*Records provided*:
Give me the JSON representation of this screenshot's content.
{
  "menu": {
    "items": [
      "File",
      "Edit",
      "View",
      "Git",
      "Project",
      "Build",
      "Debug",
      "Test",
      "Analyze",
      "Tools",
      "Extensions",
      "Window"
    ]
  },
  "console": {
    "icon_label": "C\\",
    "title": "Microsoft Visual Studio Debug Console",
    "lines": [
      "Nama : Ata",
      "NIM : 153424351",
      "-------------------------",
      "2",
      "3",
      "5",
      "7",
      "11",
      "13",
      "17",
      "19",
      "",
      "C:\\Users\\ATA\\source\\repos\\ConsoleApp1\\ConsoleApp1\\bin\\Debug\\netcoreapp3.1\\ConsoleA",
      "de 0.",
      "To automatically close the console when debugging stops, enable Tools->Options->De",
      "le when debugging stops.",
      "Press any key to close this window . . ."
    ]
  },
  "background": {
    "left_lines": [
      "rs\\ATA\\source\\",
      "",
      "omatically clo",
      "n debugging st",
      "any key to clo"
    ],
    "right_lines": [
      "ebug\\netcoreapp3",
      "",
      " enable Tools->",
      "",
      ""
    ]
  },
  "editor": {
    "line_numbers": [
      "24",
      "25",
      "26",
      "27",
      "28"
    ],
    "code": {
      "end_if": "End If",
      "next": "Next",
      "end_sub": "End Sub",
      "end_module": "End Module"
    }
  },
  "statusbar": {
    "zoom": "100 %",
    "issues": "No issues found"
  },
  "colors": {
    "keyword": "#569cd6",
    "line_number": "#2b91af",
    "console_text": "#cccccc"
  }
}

--

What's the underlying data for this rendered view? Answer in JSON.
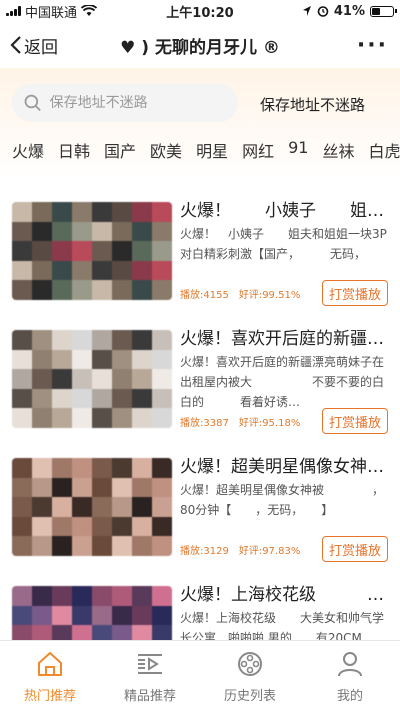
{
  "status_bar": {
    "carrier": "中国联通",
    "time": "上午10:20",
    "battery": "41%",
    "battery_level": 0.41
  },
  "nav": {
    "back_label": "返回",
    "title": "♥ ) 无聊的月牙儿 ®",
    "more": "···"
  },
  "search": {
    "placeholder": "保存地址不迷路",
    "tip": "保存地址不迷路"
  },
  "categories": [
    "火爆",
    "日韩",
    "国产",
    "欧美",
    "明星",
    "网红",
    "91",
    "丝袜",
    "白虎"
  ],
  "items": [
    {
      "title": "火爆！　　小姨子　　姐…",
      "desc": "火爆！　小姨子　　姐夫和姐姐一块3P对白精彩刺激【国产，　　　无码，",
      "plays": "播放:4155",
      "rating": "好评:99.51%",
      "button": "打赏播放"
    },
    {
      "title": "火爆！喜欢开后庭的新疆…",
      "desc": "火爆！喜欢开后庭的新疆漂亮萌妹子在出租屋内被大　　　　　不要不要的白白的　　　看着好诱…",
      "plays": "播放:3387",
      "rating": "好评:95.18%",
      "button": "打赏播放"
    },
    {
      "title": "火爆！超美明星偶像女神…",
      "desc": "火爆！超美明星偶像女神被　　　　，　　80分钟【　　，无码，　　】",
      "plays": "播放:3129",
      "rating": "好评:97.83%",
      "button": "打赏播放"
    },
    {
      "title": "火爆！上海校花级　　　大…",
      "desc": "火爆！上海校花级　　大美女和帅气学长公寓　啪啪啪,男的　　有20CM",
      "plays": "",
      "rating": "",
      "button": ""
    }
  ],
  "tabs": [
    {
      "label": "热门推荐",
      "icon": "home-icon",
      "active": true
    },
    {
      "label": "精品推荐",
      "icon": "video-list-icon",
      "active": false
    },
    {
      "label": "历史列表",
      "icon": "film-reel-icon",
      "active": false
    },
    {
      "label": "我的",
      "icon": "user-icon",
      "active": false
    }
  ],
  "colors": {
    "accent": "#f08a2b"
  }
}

*What is expected*:
Write out every line of the preceding listing that contains "desc".

*Complete response*:
      "desc": "火爆！　小姨子　　姐夫和姐姐一块3P对白精彩刺激【国产，　　　无码，",
      "desc": "火爆！喜欢开后庭的新疆漂亮萌妹子在出租屋内被大　　　　　不要不要的白白的　　　看着好诱…",
      "desc": "火爆！超美明星偶像女神被　　　　，　　80分钟【　　，无码，　　】",
      "desc": "火爆！上海校花级　　大美女和帅气学长公寓　啪啪啪,男的　　有20CM",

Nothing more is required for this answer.